◆ Aim ◆
Copy out the listing exactly.

◆ Exercise materials ◆
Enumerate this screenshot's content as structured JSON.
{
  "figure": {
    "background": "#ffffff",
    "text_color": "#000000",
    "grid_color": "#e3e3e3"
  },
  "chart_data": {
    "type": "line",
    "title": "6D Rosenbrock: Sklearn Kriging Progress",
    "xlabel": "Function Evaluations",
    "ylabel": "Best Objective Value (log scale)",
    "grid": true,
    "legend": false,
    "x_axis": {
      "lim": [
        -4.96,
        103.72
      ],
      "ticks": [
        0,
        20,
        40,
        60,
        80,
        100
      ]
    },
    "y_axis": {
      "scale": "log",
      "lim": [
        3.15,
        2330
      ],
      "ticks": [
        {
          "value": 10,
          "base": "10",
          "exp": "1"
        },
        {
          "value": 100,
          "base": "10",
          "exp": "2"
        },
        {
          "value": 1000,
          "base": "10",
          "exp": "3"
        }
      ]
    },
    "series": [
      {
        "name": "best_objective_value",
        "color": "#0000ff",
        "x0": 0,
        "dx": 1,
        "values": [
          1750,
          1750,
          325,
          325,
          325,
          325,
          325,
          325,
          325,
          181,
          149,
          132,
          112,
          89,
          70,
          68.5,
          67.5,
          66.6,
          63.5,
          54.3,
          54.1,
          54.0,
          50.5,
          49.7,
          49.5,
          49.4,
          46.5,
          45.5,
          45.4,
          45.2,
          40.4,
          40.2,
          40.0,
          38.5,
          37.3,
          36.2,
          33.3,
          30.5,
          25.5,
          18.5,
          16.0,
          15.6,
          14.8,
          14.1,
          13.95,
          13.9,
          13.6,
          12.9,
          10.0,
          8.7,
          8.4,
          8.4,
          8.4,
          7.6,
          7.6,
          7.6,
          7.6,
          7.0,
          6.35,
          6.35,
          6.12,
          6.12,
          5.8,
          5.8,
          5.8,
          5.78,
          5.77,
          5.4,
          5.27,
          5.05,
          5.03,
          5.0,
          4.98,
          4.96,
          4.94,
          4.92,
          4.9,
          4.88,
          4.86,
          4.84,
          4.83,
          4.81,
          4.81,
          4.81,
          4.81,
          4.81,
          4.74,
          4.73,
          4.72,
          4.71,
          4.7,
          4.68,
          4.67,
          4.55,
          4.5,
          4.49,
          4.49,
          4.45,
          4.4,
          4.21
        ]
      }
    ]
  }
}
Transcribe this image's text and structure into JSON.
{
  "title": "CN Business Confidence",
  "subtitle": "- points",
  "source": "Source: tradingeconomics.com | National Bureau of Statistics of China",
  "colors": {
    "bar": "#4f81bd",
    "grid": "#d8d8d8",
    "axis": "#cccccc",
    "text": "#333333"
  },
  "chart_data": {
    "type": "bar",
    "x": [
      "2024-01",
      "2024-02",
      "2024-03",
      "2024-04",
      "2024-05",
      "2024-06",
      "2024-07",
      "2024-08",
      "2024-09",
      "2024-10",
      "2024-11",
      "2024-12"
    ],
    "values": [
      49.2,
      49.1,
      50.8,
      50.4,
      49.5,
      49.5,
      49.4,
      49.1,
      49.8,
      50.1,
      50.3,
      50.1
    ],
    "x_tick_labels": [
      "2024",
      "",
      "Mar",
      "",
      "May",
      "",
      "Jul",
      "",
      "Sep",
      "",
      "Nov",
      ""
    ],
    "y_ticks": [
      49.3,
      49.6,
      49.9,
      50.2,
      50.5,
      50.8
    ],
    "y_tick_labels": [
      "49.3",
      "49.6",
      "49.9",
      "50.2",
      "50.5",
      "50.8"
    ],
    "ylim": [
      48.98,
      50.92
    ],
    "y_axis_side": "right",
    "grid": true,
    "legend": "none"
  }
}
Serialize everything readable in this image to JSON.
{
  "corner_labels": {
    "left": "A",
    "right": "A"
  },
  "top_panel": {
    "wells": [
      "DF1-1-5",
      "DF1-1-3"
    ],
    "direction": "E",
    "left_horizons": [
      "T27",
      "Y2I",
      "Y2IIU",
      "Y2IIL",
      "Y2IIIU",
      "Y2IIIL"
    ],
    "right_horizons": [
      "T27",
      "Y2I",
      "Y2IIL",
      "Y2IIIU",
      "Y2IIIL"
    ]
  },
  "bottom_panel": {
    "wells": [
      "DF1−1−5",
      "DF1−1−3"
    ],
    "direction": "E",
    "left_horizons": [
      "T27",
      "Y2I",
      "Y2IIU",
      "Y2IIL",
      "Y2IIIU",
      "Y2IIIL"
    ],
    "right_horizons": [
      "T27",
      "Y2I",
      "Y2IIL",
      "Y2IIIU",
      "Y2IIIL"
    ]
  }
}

◆ Completed exercise ◆
Enumerate this screenshot's content as structured JSON.
{
  "figure": {
    "background": "#ffffff",
    "text_color": "#000000",
    "grid_color": "#e3e3e3"
  },
  "chart_data": {
    "type": "line",
    "title": "6D Rosenbrock: Sklearn Kriging Progress",
    "xlabel": "Function Evaluations",
    "ylabel": "Best Objective Value (log scale)",
    "grid": true,
    "legend": false,
    "x_axis": {
      "lim": [
        -4.96,
        103.72
      ],
      "ticks": [
        0,
        20,
        40,
        60,
        80,
        100
      ]
    },
    "y_axis": {
      "scale": "log",
      "lim": [
        3.15,
        2330
      ],
      "ticks": [
        {
          "value": 10,
          "base": "10",
          "exp": "1"
        },
        {
          "value": 100,
          "base": "10",
          "exp": "2"
        },
        {
          "value": 1000,
          "base": "10",
          "exp": "3"
        }
      ]
    },
    "series": [
      {
        "name": "best_objective_value",
        "color": "#0000ff",
        "x0": 0,
        "dx": 1,
        "values": [
          1750,
          1750,
          325,
          325,
          325,
          325,
          325,
          325,
          325,
          181,
          149,
          132,
          112,
          89,
          70,
          68.5,
          67.5,
          66.6,
          63.5,
          54.3,
          54.1,
          54.0,
          50.5,
          49.7,
          49.5,
          49.4,
          46.5,
          45.5,
          45.4,
          45.2,
          40.4,
          40.2,
          40.0,
          38.5,
          37.3,
          36.2,
          33.3,
          30.5,
          25.5,
          18.5,
          16.0,
          15.6,
          14.8,
          14.1,
          13.95,
          13.9,
          13.6,
          12.9,
          10.0,
          8.7,
          8.4,
          8.4,
          8.4,
          7.6,
          7.6,
          7.6,
          7.6,
          7.0,
          6.35,
          6.35,
          6.12,
          6.12,
          5.8,
          5.8,
          5.8,
          5.78,
          5.77,
          5.4,
          5.27,
          5.05,
          5.03,
          5.0,
          4.98,
          4.96,
          4.94,
          4.92,
          4.9,
          4.88,
          4.86,
          4.84,
          4.83,
          4.81,
          4.81,
          4.81,
          4.81,
          4.81,
          4.74,
          4.73,
          4.72,
          4.71,
          4.7,
          4.68,
          4.67,
          4.55,
          4.5,
          4.49,
          4.49,
          4.45,
          4.4,
          4.21
        ]
      }
    ]
  }
}
Transcribe this image's text and structure into JSON.
{
  "title": "CN Business Confidence",
  "subtitle": "- points",
  "source": "Source: tradingeconomics.com | National Bureau of Statistics of China",
  "colors": {
    "bar": "#4f81bd",
    "grid": "#d8d8d8",
    "axis": "#cccccc",
    "text": "#333333"
  },
  "chart_data": {
    "type": "bar",
    "x": [
      "2024-01",
      "2024-02",
      "2024-03",
      "2024-04",
      "2024-05",
      "2024-06",
      "2024-07",
      "2024-08",
      "2024-09",
      "2024-10",
      "2024-11",
      "2024-12"
    ],
    "values": [
      49.2,
      49.1,
      50.8,
      50.4,
      49.5,
      49.5,
      49.4,
      49.1,
      49.8,
      50.1,
      50.3,
      50.1
    ],
    "x_tick_labels": [
      "2024",
      "",
      "Mar",
      "",
      "May",
      "",
      "Jul",
      "",
      "Sep",
      "",
      "Nov",
      ""
    ],
    "y_ticks": [
      49.3,
      49.6,
      49.9,
      50.2,
      50.5,
      50.8
    ],
    "y_tick_labels": [
      "49.3",
      "49.6",
      "49.9",
      "50.2",
      "50.5",
      "50.8"
    ],
    "ylim": [
      48.98,
      50.92
    ],
    "y_axis_side": "right",
    "grid": true,
    "legend": "none"
  }
}
Serialize everything readable in this image to JSON.
{
  "corner_labels": {
    "left": "A",
    "right": "A"
  },
  "top_panel": {
    "wells": [
      "DF1-1-5",
      "DF1-1-3"
    ],
    "direction": "E",
    "left_horizons": [
      "T27",
      "Y2I",
      "Y2IIU",
      "Y2IIL",
      "Y2IIIU",
      "Y2IIIL"
    ],
    "right_horizons": [
      "T27",
      "Y2I",
      "Y2IIL",
      "Y2IIIU",
      "Y2IIIL"
    ]
  },
  "bottom_panel": {
    "wells": [
      "DF1−1−5",
      "DF1−1−3"
    ],
    "direction": "E",
    "left_horizons": [
      "T27",
      "Y2I",
      "Y2IIU",
      "Y2IIL",
      "Y2IIIU",
      "Y2IIIL"
    ],
    "right_horizons": [
      "T27",
      "Y2I",
      "Y2IIL",
      "Y2IIIU",
      "Y2IIIL"
    ]
  }
}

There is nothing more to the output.